> SUPPLIED INFORMATION

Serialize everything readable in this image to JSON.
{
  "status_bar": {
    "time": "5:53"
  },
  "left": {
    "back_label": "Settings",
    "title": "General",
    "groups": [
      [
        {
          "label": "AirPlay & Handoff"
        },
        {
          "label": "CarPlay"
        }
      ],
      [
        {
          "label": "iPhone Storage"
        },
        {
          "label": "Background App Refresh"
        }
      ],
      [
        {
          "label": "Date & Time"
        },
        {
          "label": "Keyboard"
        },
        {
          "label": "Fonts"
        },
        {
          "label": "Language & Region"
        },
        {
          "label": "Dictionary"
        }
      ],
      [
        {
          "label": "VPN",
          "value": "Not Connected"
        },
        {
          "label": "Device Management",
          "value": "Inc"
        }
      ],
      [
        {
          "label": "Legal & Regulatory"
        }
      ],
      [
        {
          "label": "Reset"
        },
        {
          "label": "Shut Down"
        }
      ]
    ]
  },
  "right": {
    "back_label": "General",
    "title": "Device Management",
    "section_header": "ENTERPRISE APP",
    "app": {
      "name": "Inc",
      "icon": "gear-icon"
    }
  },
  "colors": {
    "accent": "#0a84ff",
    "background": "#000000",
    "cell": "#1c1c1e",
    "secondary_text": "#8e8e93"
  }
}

> STATED EXERCISE
Reproduce the listing above word for word.

> THE SOLUTION
Serialize everything readable in this image to JSON.
{
  "status_bar": {
    "time": "5:53"
  },
  "left": {
    "back_label": "Settings",
    "title": "General",
    "groups": [
      [
        {
          "label": "AirPlay & Handoff"
        },
        {
          "label": "CarPlay"
        }
      ],
      [
        {
          "label": "iPhone Storage"
        },
        {
          "label": "Background App Refresh"
        }
      ],
      [
        {
          "label": "Date & Time"
        },
        {
          "label": "Keyboard"
        },
        {
          "label": "Fonts"
        },
        {
          "label": "Language & Region"
        },
        {
          "label": "Dictionary"
        }
      ],
      [
        {
          "label": "VPN",
          "value": "Not Connected"
        },
        {
          "label": "Device Management",
          "value": "Inc"
        }
      ],
      [
        {
          "label": "Legal & Regulatory"
        }
      ],
      [
        {
          "label": "Reset"
        },
        {
          "label": "Shut Down"
        }
      ]
    ]
  },
  "right": {
    "back_label": "General",
    "title": "Device Management",
    "section_header": "ENTERPRISE APP",
    "app": {
      "name": "Inc",
      "icon": "gear-icon"
    }
  },
  "colors": {
    "accent": "#0a84ff",
    "background": "#000000",
    "cell": "#1c1c1e",
    "secondary_text": "#8e8e93"
  }
}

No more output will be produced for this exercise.